WHAT THE TASK ASKS: Swap every "expand-icon" in the listing for "expander" and leave all else unchanged. Omit the pictures from your answer.

[Dataset rows]

┌──

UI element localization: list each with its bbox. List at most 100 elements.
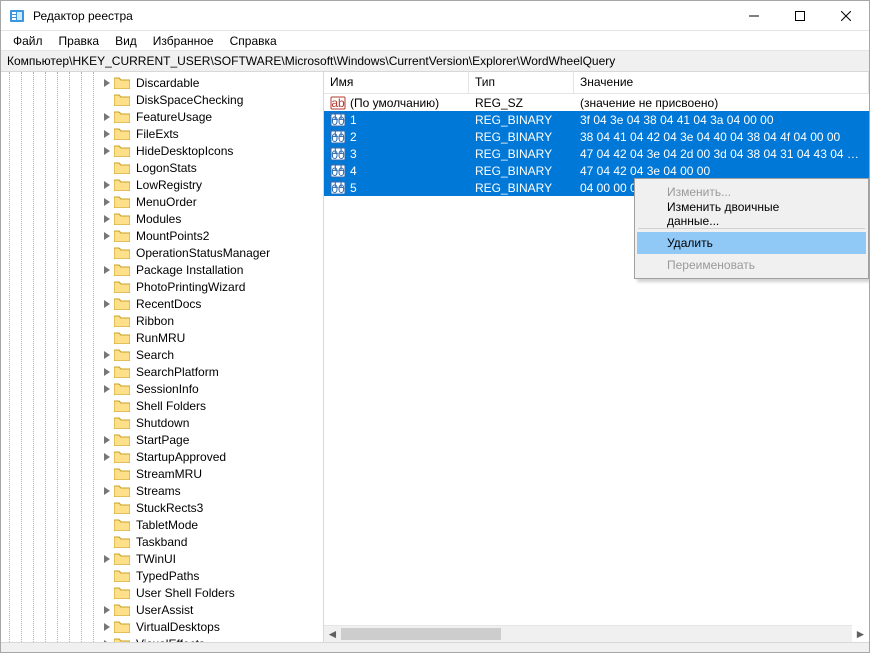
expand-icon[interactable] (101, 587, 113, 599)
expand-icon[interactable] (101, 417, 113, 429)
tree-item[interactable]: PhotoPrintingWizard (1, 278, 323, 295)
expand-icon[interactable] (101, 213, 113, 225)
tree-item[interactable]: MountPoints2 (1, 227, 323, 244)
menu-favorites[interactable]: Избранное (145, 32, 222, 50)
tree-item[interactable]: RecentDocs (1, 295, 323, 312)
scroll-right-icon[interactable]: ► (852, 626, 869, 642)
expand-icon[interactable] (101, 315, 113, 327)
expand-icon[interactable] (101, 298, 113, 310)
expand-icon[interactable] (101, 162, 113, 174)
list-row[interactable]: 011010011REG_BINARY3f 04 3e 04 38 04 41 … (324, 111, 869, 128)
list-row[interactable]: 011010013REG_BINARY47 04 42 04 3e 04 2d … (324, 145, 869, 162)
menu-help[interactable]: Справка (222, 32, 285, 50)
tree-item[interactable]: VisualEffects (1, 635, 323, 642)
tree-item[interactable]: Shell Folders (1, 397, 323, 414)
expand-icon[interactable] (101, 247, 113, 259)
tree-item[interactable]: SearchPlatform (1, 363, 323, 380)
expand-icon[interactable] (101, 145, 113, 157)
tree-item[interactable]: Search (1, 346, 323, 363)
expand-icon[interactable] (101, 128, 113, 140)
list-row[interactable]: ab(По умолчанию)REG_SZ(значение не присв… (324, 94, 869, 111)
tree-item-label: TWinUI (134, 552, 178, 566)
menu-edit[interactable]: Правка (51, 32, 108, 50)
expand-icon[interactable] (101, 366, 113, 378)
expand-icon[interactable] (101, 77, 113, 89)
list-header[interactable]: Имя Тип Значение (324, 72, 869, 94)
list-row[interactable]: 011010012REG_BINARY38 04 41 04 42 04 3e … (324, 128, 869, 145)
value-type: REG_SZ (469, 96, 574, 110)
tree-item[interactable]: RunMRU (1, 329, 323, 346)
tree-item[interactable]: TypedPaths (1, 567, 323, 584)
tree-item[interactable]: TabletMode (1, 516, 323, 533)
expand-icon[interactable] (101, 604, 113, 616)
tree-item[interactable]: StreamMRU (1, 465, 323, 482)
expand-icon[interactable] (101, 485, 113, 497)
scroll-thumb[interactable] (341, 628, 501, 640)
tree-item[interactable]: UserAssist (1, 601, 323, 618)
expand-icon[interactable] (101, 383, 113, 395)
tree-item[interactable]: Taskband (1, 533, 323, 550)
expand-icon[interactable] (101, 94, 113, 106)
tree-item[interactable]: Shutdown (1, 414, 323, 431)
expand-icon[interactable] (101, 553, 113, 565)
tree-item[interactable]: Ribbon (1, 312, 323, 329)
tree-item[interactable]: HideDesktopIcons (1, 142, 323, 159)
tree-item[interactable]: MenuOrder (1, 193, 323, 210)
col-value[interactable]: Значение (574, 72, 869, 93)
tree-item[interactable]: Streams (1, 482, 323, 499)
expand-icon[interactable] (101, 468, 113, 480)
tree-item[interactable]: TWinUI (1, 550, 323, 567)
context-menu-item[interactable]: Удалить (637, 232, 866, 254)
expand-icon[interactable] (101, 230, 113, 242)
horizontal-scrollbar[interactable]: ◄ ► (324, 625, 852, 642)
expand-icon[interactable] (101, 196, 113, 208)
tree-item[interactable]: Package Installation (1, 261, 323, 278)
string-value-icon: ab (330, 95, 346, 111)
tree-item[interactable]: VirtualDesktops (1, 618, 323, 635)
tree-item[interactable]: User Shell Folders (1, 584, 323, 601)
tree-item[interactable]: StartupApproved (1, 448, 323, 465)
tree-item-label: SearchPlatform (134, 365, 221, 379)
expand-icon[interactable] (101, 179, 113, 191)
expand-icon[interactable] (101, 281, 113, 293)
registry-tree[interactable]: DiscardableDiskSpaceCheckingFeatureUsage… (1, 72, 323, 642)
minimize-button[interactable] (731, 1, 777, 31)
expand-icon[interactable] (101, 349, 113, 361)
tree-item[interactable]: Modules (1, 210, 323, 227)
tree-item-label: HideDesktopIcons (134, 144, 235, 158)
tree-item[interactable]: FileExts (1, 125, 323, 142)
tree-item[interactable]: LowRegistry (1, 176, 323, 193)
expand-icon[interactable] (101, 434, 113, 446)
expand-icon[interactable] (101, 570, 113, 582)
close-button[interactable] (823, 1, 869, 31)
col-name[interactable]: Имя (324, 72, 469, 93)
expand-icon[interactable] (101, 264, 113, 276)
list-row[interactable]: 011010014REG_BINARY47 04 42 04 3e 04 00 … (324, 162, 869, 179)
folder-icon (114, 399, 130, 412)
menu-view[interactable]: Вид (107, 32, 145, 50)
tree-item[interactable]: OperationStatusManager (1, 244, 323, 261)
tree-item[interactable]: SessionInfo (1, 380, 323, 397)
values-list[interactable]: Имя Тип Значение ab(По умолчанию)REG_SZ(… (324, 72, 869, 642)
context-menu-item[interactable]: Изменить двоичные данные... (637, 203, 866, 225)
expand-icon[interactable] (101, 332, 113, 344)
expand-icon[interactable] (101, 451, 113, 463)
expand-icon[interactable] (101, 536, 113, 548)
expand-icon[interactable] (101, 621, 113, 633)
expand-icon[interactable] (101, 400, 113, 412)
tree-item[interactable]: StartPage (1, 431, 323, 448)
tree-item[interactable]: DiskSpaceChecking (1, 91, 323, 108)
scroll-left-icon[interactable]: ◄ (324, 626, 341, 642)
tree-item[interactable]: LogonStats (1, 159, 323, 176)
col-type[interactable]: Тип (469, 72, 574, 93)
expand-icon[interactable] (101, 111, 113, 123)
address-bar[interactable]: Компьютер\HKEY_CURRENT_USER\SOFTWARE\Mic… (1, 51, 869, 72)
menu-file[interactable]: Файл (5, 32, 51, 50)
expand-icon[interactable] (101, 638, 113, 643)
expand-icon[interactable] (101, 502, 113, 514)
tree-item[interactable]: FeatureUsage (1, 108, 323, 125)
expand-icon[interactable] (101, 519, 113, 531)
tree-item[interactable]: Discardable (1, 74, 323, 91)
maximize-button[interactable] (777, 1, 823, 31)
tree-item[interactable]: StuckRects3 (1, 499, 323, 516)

└──

SOLUTION:
UI element localization: list each with its bbox. List at most 100 elements.
expander[interactable] (101, 587, 113, 599)
expander[interactable] (101, 417, 113, 429)
tree-item[interactable]: PhotoPrintingWizard (1, 278, 323, 295)
expander[interactable] (101, 213, 113, 225)
tree-item[interactable]: MountPoints2 (1, 227, 323, 244)
menu-favorites[interactable]: Избранное (145, 32, 222, 50)
tree-item[interactable]: RecentDocs (1, 295, 323, 312)
scroll-right-icon[interactable]: ► (852, 626, 869, 642)
expander[interactable] (101, 315, 113, 327)
expander[interactable] (101, 298, 113, 310)
expander[interactable] (101, 162, 113, 174)
list-row[interactable]: 011010011REG_BINARY3f 04 3e 04 38 04 41 … (324, 111, 869, 128)
list-row[interactable]: 011010013REG_BINARY47 04 42 04 3e 04 2d … (324, 145, 869, 162)
menu-help[interactable]: Справка (222, 32, 285, 50)
tree-item[interactable]: VisualEffects (1, 635, 323, 642)
tree-item[interactable]: Shell Folders (1, 397, 323, 414)
expander[interactable] (101, 247, 113, 259)
tree-item[interactable]: SearchPlatform (1, 363, 323, 380)
expander[interactable] (101, 145, 113, 157)
tree-item[interactable]: Search (1, 346, 323, 363)
expander[interactable] (101, 128, 113, 140)
list-row[interactable]: ab(По умолчанию)REG_SZ(значение не присв… (324, 94, 869, 111)
tree-item-label: TWinUI (134, 552, 178, 566)
menu-edit[interactable]: Правка (51, 32, 108, 50)
expander[interactable] (101, 366, 113, 378)
expander[interactable] (101, 77, 113, 89)
list-header[interactable]: Имя Тип Значение (324, 72, 869, 94)
list-row[interactable]: 011010012REG_BINARY38 04 41 04 42 04 3e … (324, 128, 869, 145)
value-type: REG_SZ (469, 96, 574, 110)
tree-item[interactable]: RunMRU (1, 329, 323, 346)
tree-item[interactable]: TypedPaths (1, 567, 323, 584)
tree-item[interactable]: TabletMode (1, 516, 323, 533)
expander[interactable] (101, 604, 113, 616)
tree-item[interactable]: StreamMRU (1, 465, 323, 482)
expander[interactable] (101, 485, 113, 497)
scroll-thumb[interactable] (341, 628, 501, 640)
tree-item[interactable]: UserAssist (1, 601, 323, 618)
expander[interactable] (101, 383, 113, 395)
tree-item[interactable]: Taskband (1, 533, 323, 550)
expander[interactable] (101, 94, 113, 106)
tree-item[interactable]: Shutdown (1, 414, 323, 431)
expander[interactable] (101, 553, 113, 565)
tree-item[interactable]: Ribbon (1, 312, 323, 329)
tree-item[interactable]: HideDesktopIcons (1, 142, 323, 159)
tree-item[interactable]: MenuOrder (1, 193, 323, 210)
col-value[interactable]: Значение (574, 72, 869, 93)
tree-item[interactable]: Streams (1, 482, 323, 499)
expander[interactable] (101, 468, 113, 480)
tree-item[interactable]: TWinUI (1, 550, 323, 567)
context-menu-item[interactable]: Удалить (637, 232, 866, 254)
expander[interactable] (101, 230, 113, 242)
horizontal-scrollbar[interactable]: ◄ ► (324, 625, 852, 642)
expander[interactable] (101, 196, 113, 208)
tree-item[interactable]: Package Installation (1, 261, 323, 278)
string-value-icon: ab (330, 95, 346, 111)
tree-item[interactable]: VirtualDesktops (1, 618, 323, 635)
tree-item[interactable]: User Shell Folders (1, 584, 323, 601)
tree-item[interactable]: StartupApproved (1, 448, 323, 465)
tree-item-label: SearchPlatform (134, 365, 221, 379)
expander[interactable] (101, 179, 113, 191)
expander[interactable] (101, 281, 113, 293)
registry-tree[interactable]: DiscardableDiskSpaceCheckingFeatureUsage… (1, 72, 323, 642)
minimize-button[interactable] (731, 1, 777, 31)
expander[interactable] (101, 349, 113, 361)
tree-item[interactable]: Modules (1, 210, 323, 227)
tree-item-label: HideDesktopIcons (134, 144, 235, 158)
tree-item[interactable]: FileExts (1, 125, 323, 142)
tree-item[interactable]: LowRegistry (1, 176, 323, 193)
expander[interactable] (101, 434, 113, 446)
expander[interactable] (101, 570, 113, 582)
close-button[interactable] (823, 1, 869, 31)
col-name[interactable]: Имя (324, 72, 469, 93)
expander[interactable] (101, 264, 113, 276)
list-row[interactable]: 011010014REG_BINARY47 04 42 04 3e 04 00 … (324, 162, 869, 179)
folder-icon (114, 399, 130, 412)
menu-view[interactable]: Вид (107, 32, 145, 50)
tree-item[interactable]: OperationStatusManager (1, 244, 323, 261)
tree-item[interactable]: SessionInfo (1, 380, 323, 397)
values-list[interactable]: Имя Тип Значение ab(По умолчанию)REG_SZ(… (324, 72, 869, 642)
context-menu-item[interactable]: Изменить двоичные данные... (637, 203, 866, 225)
expander[interactable] (101, 332, 113, 344)
expander[interactable] (101, 451, 113, 463)
expander[interactable] (101, 536, 113, 548)
expander[interactable] (101, 621, 113, 633)
expander[interactable] (101, 400, 113, 412)
tree-item[interactable]: StartPage (1, 431, 323, 448)
tree-item[interactable]: DiskSpaceChecking (1, 91, 323, 108)
scroll-left-icon[interactable]: ◄ (324, 626, 341, 642)
tree-item[interactable]: LogonStats (1, 159, 323, 176)
col-type[interactable]: Тип (469, 72, 574, 93)
expander[interactable] (101, 111, 113, 123)
address-bar[interactable]: Компьютер\HKEY_CURRENT_USER\SOFTWARE\Mic… (1, 51, 869, 72)
menu-file[interactable]: Файл (5, 32, 51, 50)
expander[interactable] (101, 638, 113, 643)
expander[interactable] (101, 502, 113, 514)
tree-item[interactable]: FeatureUsage (1, 108, 323, 125)
expander[interactable] (101, 519, 113, 531)
tree-item[interactable]: Discardable (1, 74, 323, 91)
maximize-button[interactable] (777, 1, 823, 31)
tree-item[interactable]: StuckRects3 (1, 499, 323, 516)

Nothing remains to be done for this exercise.